[BEGIN Supplied records]

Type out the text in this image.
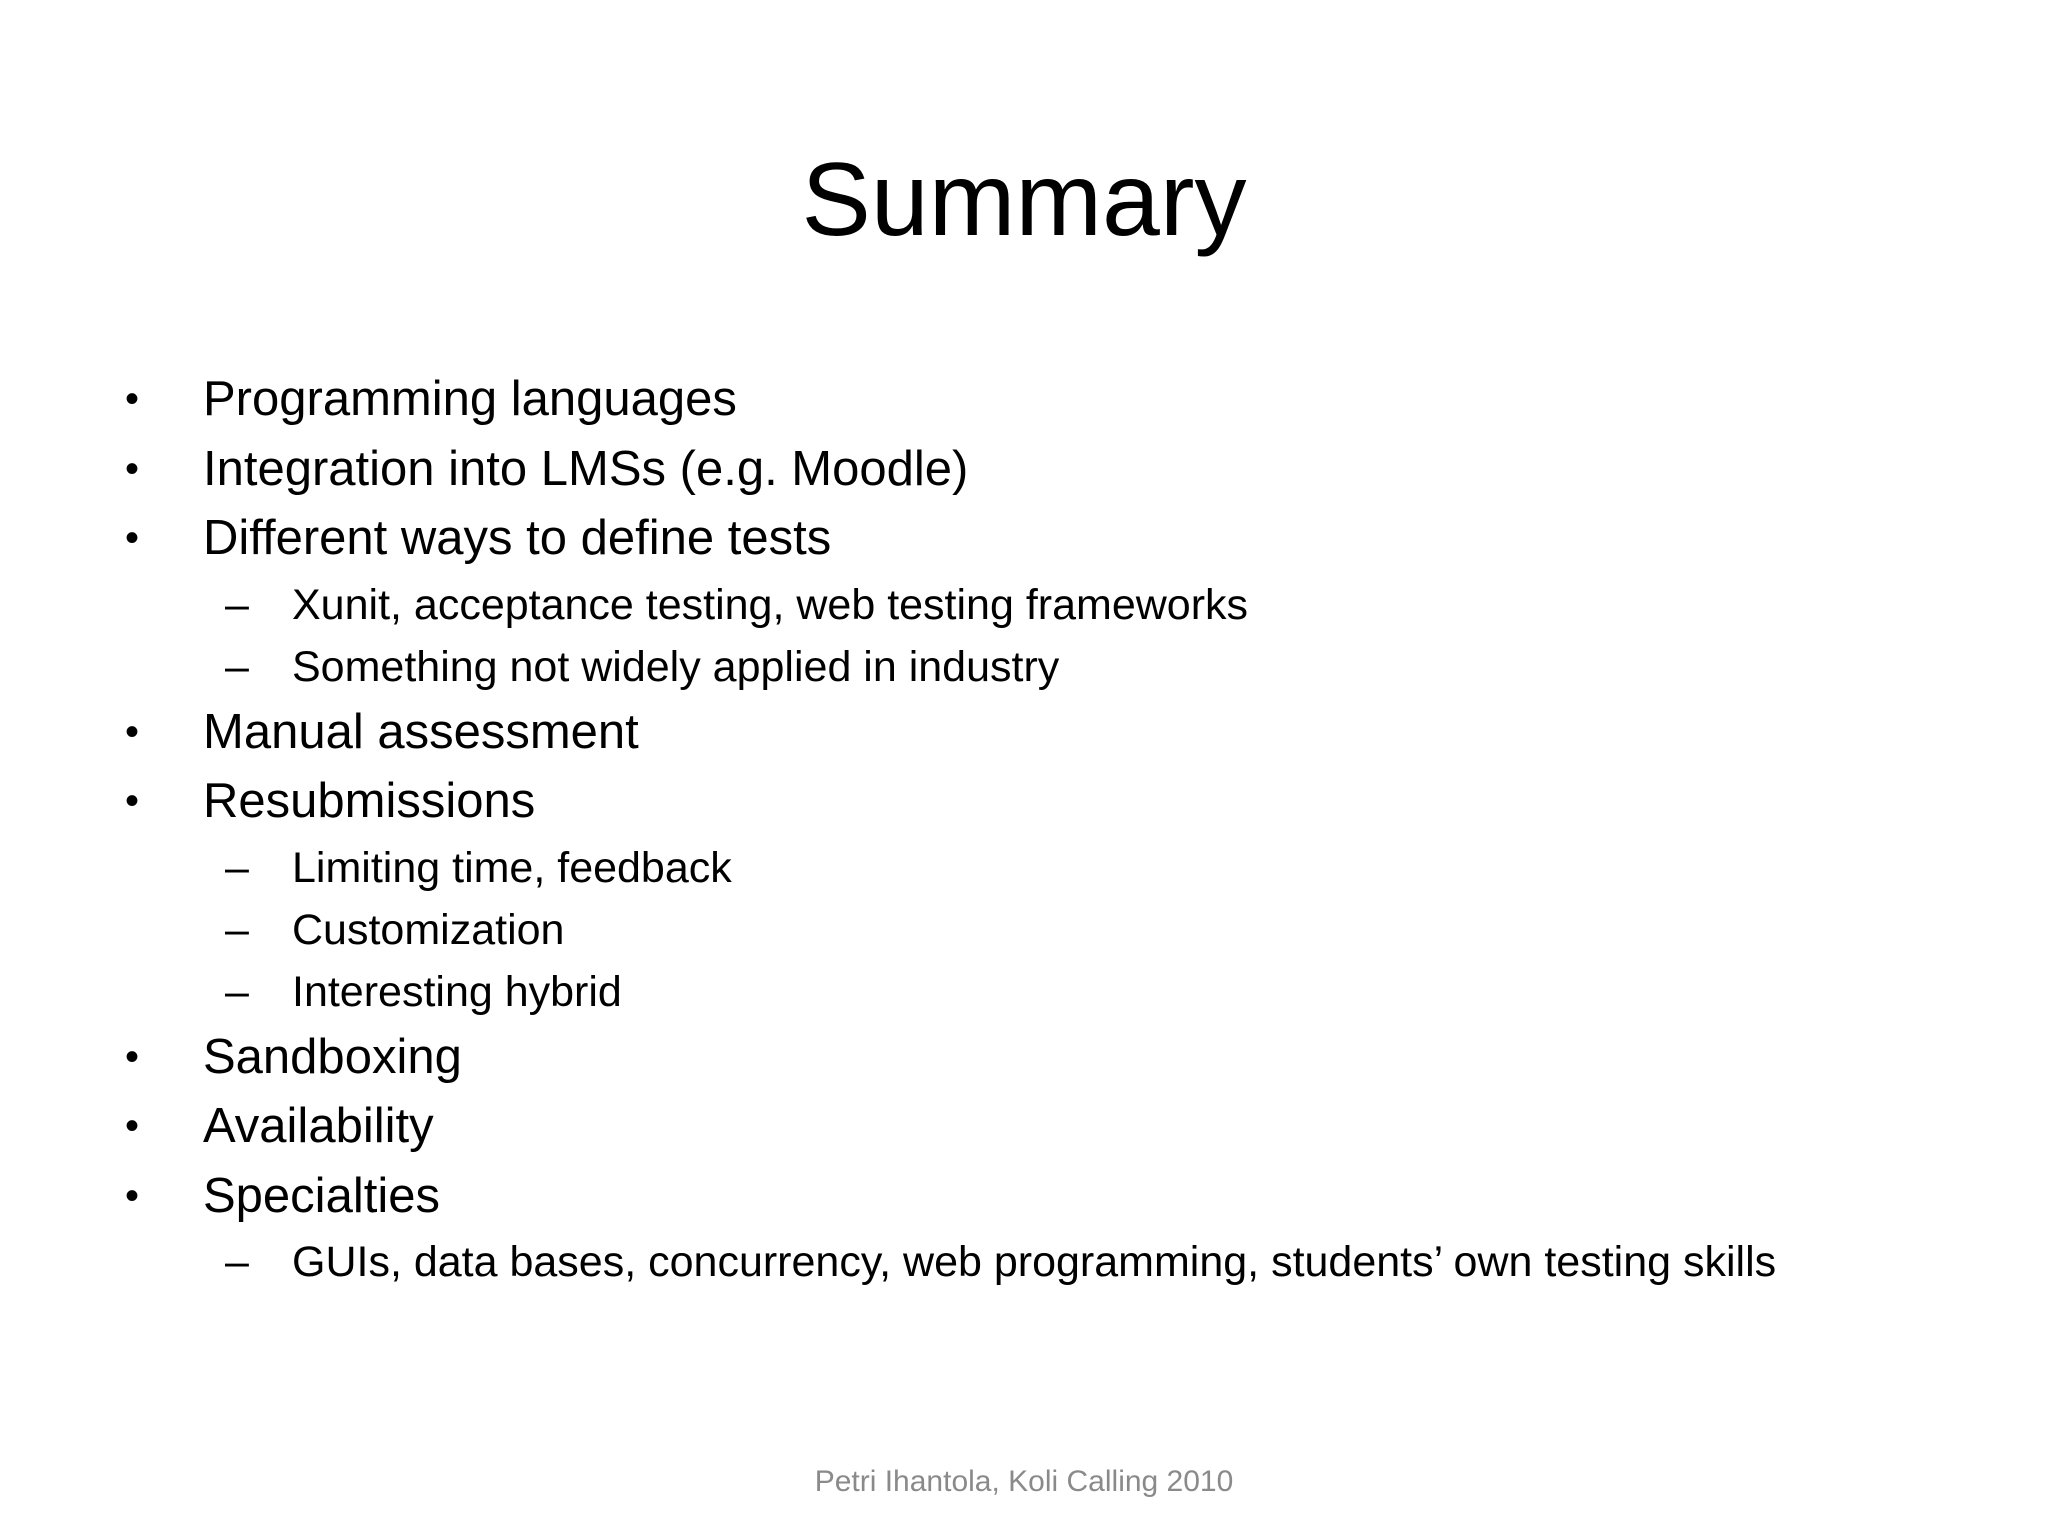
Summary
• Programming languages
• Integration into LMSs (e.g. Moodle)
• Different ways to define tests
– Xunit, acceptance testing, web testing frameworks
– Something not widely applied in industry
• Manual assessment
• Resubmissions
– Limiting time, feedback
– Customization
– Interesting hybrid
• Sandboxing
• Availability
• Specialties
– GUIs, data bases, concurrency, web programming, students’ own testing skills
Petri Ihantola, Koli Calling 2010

[END Supplied records]

[Set problem]: Give the entries again without a single change, but with no pictures.

[Expected output]:
Type out the text in this image.
Summary
• Programming languages
• Integration into LMSs (e.g. Moodle)
• Different ways to define tests
– Xunit, acceptance testing, web testing frameworks
– Something not widely applied in industry
• Manual assessment
• Resubmissions
– Limiting time, feedback
– Customization
– Interesting hybrid
• Sandboxing
• Availability
• Specialties
– GUIs, data bases, concurrency, web programming, students’ own testing skills
Petri Ihantola, Koli Calling 2010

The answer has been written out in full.